=== PROVIDED ENTRIES ===

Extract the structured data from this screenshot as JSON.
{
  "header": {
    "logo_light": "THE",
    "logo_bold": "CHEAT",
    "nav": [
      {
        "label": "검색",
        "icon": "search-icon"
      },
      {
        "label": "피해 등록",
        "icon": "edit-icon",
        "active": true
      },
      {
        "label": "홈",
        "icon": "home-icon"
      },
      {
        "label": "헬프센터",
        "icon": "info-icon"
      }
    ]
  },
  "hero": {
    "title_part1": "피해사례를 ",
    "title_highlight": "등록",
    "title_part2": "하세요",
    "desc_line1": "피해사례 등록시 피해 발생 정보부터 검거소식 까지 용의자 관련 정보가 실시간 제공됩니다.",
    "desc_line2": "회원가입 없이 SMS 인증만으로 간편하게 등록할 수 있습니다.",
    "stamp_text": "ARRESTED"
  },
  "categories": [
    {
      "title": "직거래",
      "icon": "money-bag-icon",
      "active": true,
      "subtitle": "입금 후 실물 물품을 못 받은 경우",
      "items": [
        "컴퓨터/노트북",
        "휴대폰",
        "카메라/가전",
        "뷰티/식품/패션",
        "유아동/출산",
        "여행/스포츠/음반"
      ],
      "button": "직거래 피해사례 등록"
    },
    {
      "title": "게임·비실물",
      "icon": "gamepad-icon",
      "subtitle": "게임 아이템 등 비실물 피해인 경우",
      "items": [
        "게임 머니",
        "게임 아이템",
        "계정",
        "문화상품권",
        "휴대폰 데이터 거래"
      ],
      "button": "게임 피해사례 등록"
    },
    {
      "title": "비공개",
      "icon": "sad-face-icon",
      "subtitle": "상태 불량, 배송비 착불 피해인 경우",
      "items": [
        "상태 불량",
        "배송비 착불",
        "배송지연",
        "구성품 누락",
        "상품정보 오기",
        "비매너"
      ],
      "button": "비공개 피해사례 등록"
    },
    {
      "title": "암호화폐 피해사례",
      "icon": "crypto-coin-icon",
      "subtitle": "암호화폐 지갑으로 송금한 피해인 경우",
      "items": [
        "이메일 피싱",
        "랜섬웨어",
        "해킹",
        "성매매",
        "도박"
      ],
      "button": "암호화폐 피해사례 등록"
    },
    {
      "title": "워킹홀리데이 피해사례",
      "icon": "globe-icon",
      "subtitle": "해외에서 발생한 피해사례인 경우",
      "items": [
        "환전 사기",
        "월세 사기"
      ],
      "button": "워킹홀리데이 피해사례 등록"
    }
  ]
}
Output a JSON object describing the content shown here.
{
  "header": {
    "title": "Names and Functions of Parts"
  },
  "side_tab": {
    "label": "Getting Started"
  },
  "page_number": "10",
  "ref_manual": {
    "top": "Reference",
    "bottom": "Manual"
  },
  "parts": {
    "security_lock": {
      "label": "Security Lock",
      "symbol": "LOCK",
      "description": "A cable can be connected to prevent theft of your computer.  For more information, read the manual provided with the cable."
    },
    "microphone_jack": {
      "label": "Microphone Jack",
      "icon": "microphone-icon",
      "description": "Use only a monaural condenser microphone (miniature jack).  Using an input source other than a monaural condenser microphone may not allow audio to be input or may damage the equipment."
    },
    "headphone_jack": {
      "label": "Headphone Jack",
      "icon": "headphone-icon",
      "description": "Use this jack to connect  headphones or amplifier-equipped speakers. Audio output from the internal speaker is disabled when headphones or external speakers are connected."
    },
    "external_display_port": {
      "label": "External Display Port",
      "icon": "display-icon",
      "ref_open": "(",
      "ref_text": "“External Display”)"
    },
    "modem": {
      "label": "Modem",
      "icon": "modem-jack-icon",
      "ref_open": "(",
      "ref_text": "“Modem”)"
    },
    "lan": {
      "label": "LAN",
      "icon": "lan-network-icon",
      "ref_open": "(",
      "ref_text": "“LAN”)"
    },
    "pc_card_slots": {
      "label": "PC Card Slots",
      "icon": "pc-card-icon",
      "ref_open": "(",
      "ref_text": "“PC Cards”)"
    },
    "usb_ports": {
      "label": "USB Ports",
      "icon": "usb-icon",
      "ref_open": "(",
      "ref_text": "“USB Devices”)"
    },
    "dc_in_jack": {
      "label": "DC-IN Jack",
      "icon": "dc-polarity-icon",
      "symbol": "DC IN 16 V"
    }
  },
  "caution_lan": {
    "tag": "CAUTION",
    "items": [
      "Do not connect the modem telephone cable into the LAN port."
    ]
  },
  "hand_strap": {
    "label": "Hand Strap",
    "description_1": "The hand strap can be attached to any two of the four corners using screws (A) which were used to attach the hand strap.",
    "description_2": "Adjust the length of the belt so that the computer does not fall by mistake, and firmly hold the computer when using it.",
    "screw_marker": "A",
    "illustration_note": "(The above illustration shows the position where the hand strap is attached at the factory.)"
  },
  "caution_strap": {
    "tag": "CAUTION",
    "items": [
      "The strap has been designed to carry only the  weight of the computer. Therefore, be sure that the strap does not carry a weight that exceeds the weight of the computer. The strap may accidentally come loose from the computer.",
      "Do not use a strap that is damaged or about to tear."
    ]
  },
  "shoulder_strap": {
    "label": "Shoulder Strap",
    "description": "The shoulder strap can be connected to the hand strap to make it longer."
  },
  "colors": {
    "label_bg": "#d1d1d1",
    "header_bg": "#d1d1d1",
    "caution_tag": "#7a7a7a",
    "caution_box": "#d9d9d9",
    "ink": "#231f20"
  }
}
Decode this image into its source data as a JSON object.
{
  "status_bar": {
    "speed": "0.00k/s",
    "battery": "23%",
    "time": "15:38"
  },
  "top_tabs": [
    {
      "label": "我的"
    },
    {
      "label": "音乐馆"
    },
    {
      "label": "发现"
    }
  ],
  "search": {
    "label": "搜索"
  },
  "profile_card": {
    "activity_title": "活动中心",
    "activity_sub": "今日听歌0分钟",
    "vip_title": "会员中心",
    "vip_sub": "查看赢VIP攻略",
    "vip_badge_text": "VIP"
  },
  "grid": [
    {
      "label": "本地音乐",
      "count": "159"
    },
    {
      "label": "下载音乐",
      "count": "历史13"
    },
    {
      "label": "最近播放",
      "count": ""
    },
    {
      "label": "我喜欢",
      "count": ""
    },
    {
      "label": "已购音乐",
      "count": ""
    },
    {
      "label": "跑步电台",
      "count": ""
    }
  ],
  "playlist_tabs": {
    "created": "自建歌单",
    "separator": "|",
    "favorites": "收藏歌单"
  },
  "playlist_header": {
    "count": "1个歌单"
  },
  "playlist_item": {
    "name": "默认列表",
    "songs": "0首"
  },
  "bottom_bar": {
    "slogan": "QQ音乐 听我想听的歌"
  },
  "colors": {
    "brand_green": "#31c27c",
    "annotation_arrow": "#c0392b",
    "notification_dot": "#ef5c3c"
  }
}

===

### [SET PROBLEM]
Identify each line holding the string "attached", and copy it out.

### [FINAL RESULT]
    "description_1": "The hand strap can be attached to any two of the four corners using screws (A) which were used to attach the hand strap.",
    "illustration_note": "(The above illustration shows the position where the hand strap is attached at the factory.)"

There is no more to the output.